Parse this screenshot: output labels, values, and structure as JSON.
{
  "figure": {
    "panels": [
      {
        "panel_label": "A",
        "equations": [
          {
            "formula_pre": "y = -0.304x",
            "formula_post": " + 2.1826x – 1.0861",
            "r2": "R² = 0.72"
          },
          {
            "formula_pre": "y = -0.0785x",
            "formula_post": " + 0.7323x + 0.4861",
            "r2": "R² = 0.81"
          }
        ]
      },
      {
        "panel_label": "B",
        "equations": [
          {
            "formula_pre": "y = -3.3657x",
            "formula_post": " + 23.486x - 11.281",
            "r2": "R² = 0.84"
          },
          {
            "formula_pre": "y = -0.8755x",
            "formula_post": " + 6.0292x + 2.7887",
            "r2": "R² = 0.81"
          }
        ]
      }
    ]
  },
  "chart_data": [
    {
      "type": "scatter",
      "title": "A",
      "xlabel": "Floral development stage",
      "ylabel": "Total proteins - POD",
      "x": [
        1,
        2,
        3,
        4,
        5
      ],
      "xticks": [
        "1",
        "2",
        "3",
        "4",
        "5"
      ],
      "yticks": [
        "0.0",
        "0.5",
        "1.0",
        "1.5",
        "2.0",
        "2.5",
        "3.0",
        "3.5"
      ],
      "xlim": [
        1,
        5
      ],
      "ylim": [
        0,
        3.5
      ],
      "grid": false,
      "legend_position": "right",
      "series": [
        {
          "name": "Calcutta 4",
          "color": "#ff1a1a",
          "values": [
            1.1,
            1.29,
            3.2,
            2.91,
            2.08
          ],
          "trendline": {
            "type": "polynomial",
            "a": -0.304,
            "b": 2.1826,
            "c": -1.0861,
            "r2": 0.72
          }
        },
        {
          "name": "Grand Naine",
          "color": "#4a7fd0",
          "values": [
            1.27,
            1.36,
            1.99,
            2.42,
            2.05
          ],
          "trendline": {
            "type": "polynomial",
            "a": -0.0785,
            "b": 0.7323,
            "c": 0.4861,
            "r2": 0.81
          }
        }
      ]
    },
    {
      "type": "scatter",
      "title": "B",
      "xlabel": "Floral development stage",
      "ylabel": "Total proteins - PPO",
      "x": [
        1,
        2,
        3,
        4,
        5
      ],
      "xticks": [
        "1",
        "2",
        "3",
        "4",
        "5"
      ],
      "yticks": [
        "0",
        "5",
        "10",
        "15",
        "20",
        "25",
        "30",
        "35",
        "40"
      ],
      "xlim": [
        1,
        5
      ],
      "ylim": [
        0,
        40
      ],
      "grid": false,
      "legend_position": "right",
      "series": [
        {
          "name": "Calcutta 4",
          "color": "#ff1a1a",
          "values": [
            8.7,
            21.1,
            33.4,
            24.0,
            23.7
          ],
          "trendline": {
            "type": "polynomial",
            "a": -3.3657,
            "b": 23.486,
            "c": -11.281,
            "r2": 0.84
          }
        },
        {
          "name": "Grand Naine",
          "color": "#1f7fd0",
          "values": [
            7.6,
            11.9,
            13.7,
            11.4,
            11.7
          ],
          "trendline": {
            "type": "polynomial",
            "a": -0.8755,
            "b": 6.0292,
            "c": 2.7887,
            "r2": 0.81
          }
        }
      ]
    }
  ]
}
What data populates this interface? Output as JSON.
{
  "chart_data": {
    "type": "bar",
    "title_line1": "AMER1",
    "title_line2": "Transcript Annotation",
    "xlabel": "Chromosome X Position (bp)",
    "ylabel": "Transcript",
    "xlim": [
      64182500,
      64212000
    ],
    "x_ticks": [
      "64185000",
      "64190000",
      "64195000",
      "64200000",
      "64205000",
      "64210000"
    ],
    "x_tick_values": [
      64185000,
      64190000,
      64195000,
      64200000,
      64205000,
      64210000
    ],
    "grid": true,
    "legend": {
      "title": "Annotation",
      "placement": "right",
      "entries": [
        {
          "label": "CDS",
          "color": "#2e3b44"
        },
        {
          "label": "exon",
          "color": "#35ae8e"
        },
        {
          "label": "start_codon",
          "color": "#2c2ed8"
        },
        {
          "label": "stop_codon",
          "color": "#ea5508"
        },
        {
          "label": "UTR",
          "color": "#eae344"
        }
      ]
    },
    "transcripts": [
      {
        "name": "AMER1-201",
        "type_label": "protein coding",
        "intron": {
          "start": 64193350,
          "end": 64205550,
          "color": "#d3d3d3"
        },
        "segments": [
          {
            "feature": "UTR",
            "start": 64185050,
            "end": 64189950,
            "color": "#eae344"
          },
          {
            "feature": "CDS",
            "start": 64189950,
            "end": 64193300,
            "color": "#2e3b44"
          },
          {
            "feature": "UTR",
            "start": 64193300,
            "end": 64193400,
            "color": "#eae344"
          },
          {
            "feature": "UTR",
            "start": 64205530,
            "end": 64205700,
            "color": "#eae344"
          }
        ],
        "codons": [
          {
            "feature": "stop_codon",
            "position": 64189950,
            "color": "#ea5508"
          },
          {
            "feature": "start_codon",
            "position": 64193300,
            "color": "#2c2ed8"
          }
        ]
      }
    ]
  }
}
------------------------------------------------
What you should do
Give back all of the records exactly as they were provided above.

Response to the task
Parse this screenshot: output labels, values, and structure as JSON.
{
  "figure": {
    "panels": [
      {
        "panel_label": "A",
        "equations": [
          {
            "formula_pre": "y = -0.304x",
            "formula_post": " + 2.1826x – 1.0861",
            "r2": "R² = 0.72"
          },
          {
            "formula_pre": "y = -0.0785x",
            "formula_post": " + 0.7323x + 0.4861",
            "r2": "R² = 0.81"
          }
        ]
      },
      {
        "panel_label": "B",
        "equations": [
          {
            "formula_pre": "y = -3.3657x",
            "formula_post": " + 23.486x - 11.281",
            "r2": "R² = 0.84"
          },
          {
            "formula_pre": "y = -0.8755x",
            "formula_post": " + 6.0292x + 2.7887",
            "r2": "R² = 0.81"
          }
        ]
      }
    ]
  },
  "chart_data": [
    {
      "type": "scatter",
      "title": "A",
      "xlabel": "Floral development stage",
      "ylabel": "Total proteins - POD",
      "x": [
        1,
        2,
        3,
        4,
        5
      ],
      "xticks": [
        "1",
        "2",
        "3",
        "4",
        "5"
      ],
      "yticks": [
        "0.0",
        "0.5",
        "1.0",
        "1.5",
        "2.0",
        "2.5",
        "3.0",
        "3.5"
      ],
      "xlim": [
        1,
        5
      ],
      "ylim": [
        0,
        3.5
      ],
      "grid": false,
      "legend_position": "right",
      "series": [
        {
          "name": "Calcutta 4",
          "color": "#ff1a1a",
          "values": [
            1.1,
            1.29,
            3.2,
            2.91,
            2.08
          ],
          "trendline": {
            "type": "polynomial",
            "a": -0.304,
            "b": 2.1826,
            "c": -1.0861,
            "r2": 0.72
          }
        },
        {
          "name": "Grand Naine",
          "color": "#4a7fd0",
          "values": [
            1.27,
            1.36,
            1.99,
            2.42,
            2.05
          ],
          "trendline": {
            "type": "polynomial",
            "a": -0.0785,
            "b": 0.7323,
            "c": 0.4861,
            "r2": 0.81
          }
        }
      ]
    },
    {
      "type": "scatter",
      "title": "B",
      "xlabel": "Floral development stage",
      "ylabel": "Total proteins - PPO",
      "x": [
        1,
        2,
        3,
        4,
        5
      ],
      "xticks": [
        "1",
        "2",
        "3",
        "4",
        "5"
      ],
      "yticks": [
        "0",
        "5",
        "10",
        "15",
        "20",
        "25",
        "30",
        "35",
        "40"
      ],
      "xlim": [
        1,
        5
      ],
      "ylim": [
        0,
        40
      ],
      "grid": false,
      "legend_position": "right",
      "series": [
        {
          "name": "Calcutta 4",
          "color": "#ff1a1a",
          "values": [
            8.7,
            21.1,
            33.4,
            24.0,
            23.7
          ],
          "trendline": {
            "type": "polynomial",
            "a": -3.3657,
            "b": 23.486,
            "c": -11.281,
            "r2": 0.84
          }
        },
        {
          "name": "Grand Naine",
          "color": "#1f7fd0",
          "values": [
            7.6,
            11.9,
            13.7,
            11.4,
            11.7
          ],
          "trendline": {
            "type": "polynomial",
            "a": -0.8755,
            "b": 6.0292,
            "c": 2.7887,
            "r2": 0.81
          }
        }
      ]
    }
  ]
}
What data populates this interface? Output as JSON.
{
  "chart_data": {
    "type": "bar",
    "title_line1": "AMER1",
    "title_line2": "Transcript Annotation",
    "xlabel": "Chromosome X Position (bp)",
    "ylabel": "Transcript",
    "xlim": [
      64182500,
      64212000
    ],
    "x_ticks": [
      "64185000",
      "64190000",
      "64195000",
      "64200000",
      "64205000",
      "64210000"
    ],
    "x_tick_values": [
      64185000,
      64190000,
      64195000,
      64200000,
      64205000,
      64210000
    ],
    "grid": true,
    "legend": {
      "title": "Annotation",
      "placement": "right",
      "entries": [
        {
          "label": "CDS",
          "color": "#2e3b44"
        },
        {
          "label": "exon",
          "color": "#35ae8e"
        },
        {
          "label": "start_codon",
          "color": "#2c2ed8"
        },
        {
          "label": "stop_codon",
          "color": "#ea5508"
        },
        {
          "label": "UTR",
          "color": "#eae344"
        }
      ]
    },
    "transcripts": [
      {
        "name": "AMER1-201",
        "type_label": "protein coding",
        "intron": {
          "start": 64193350,
          "end": 64205550,
          "color": "#d3d3d3"
        },
        "segments": [
          {
            "feature": "UTR",
            "start": 64185050,
            "end": 64189950,
            "color": "#eae344"
          },
          {
            "feature": "CDS",
            "start": 64189950,
            "end": 64193300,
            "color": "#2e3b44"
          },
          {
            "feature": "UTR",
            "start": 64193300,
            "end": 64193400,
            "color": "#eae344"
          },
          {
            "feature": "UTR",
            "start": 64205530,
            "end": 64205700,
            "color": "#eae344"
          }
        ],
        "codons": [
          {
            "feature": "stop_codon",
            "position": 64189950,
            "color": "#ea5508"
          },
          {
            "feature": "start_codon",
            "position": 64193300,
            "color": "#2c2ed8"
          }
        ]
      }
    ]
  }
}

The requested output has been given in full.